What needs to be done: Work through the data below and give the number of lines holding "JSON", nothing more.

Entries provided:
◇ ◇ ◇ ◇ ◇

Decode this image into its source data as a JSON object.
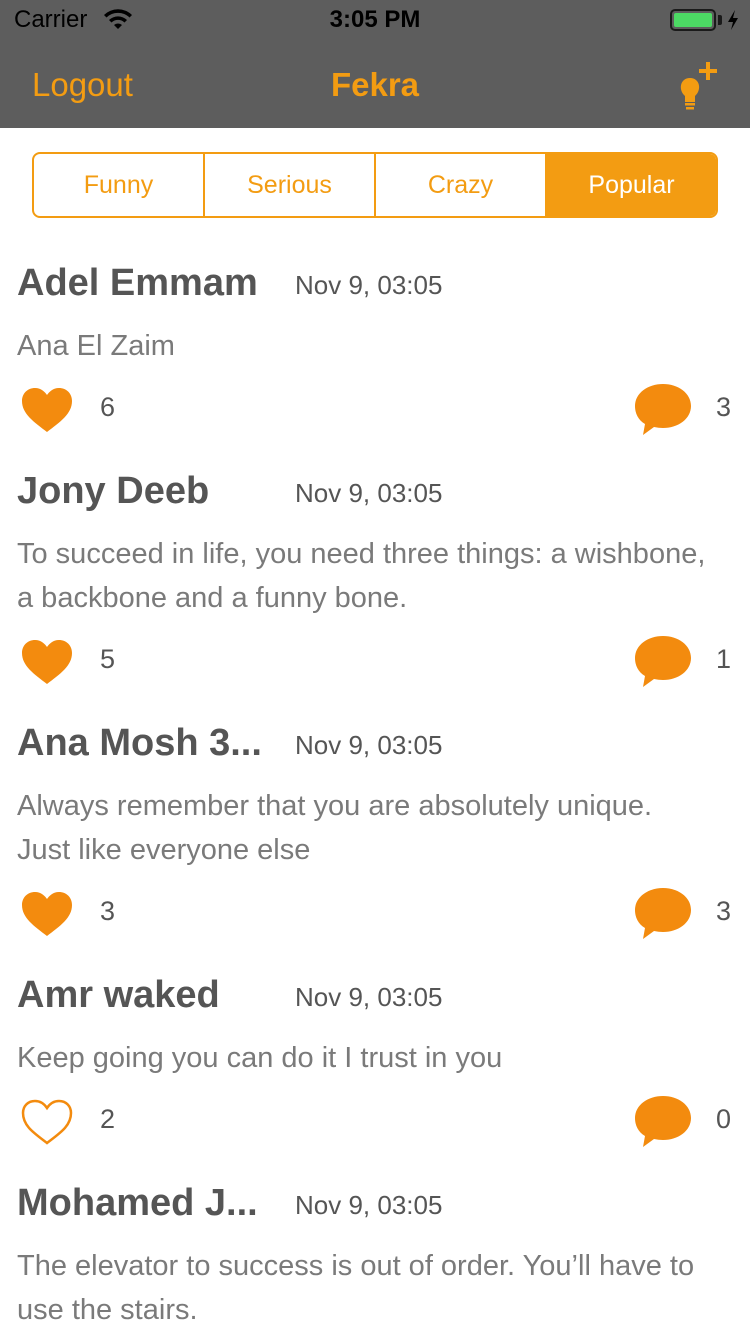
{
  "status_bar": {
    "carrier": "Carrier",
    "time": "3:05 PM",
    "battery_color": "#4cd964"
  },
  "nav": {
    "left_label": "Logout",
    "title": "Fekra",
    "right_icon": "add-idea-lightbulb-icon",
    "accent_color": "#f39c12",
    "bar_color": "#5d5d5d"
  },
  "segments": {
    "items": [
      "Funny",
      "Serious",
      "Crazy",
      "Popular"
    ],
    "selected": "Popular"
  },
  "posts": [
    {
      "author": "Adel Emmam",
      "date": "Nov 9, 03:05",
      "text": "Ana El Zaim",
      "likes": "6",
      "comments": "3",
      "liked": true
    },
    {
      "author": "Jony Deeb",
      "date": "Nov 9, 03:05",
      "text": "To succeed in life, you need three things: a wishbone, a backbone and a funny bone.",
      "likes": "5",
      "comments": "1",
      "liked": true
    },
    {
      "author": "Ana Mosh 3...",
      "date": "Nov 9, 03:05",
      "text": "Always remember that you are absolutely unique. Just like everyone else",
      "likes": "3",
      "comments": "3",
      "liked": true
    },
    {
      "author": "Amr waked",
      "date": "Nov 9, 03:05",
      "text": "Keep going you can do it I trust in you",
      "likes": "2",
      "comments": "0",
      "liked": false
    },
    {
      "author": "Mohamed J...",
      "date": "Nov 9, 03:05",
      "text": "The elevator to success is out of order. You’ll have to use the stairs."
    }
  ]
}
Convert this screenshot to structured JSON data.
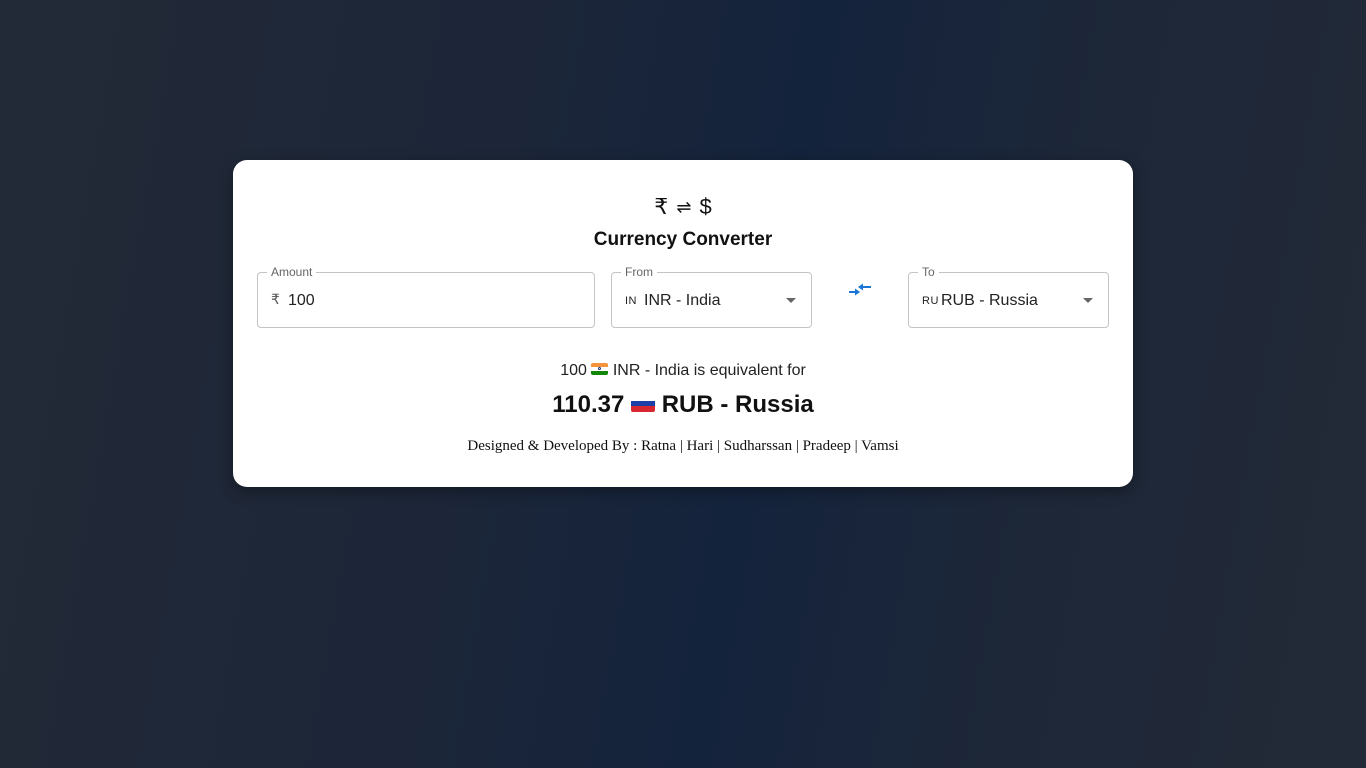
{
  "header": {
    "logo_left": "₹",
    "logo_arrows": "⇌",
    "logo_right": "$",
    "title": "Currency Converter"
  },
  "amount": {
    "label": "Amount",
    "prefix": "₹",
    "value": "100"
  },
  "from": {
    "label": "From",
    "code": "IN",
    "value": "INR - India"
  },
  "to": {
    "label": "To",
    "code": "RU",
    "value": "RUB - Russia"
  },
  "swap_icon": "swap-arrows-icon",
  "result": {
    "amount": "100",
    "from_currency": "INR - India",
    "equivalent_text": "is equivalent for",
    "converted_value": "110.37",
    "to_currency": "RUB - Russia"
  },
  "credits": "Designed & Developed By : Ratna | Hari | Sudharssan | Pradeep | Vamsi",
  "colors": {
    "accent": "#1976d2",
    "background": "#1c2638",
    "card": "#ffffff"
  }
}
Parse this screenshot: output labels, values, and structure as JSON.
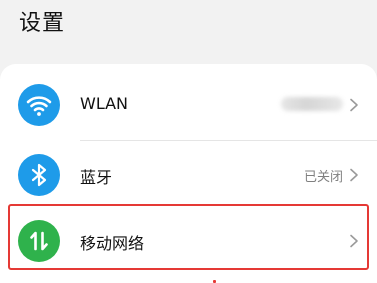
{
  "header": {
    "title": "设置"
  },
  "settings": {
    "items": [
      {
        "id": "wlan",
        "label": "WLAN",
        "icon": "wifi-icon",
        "icon_color": "#1e9be9",
        "value": ""
      },
      {
        "id": "bluetooth",
        "label": "蓝牙",
        "icon": "bluetooth-icon",
        "icon_color": "#1e9be9",
        "value": "已关闭"
      },
      {
        "id": "mobile-network",
        "label": "移动网络",
        "icon": "mobile-data-icon",
        "icon_color": "#2fb24c",
        "value": ""
      }
    ]
  },
  "colors": {
    "highlight": "#e53935",
    "background": "#f2f2f2"
  }
}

◇ ◇ ◇ ◇ ◇

Worked answer: 3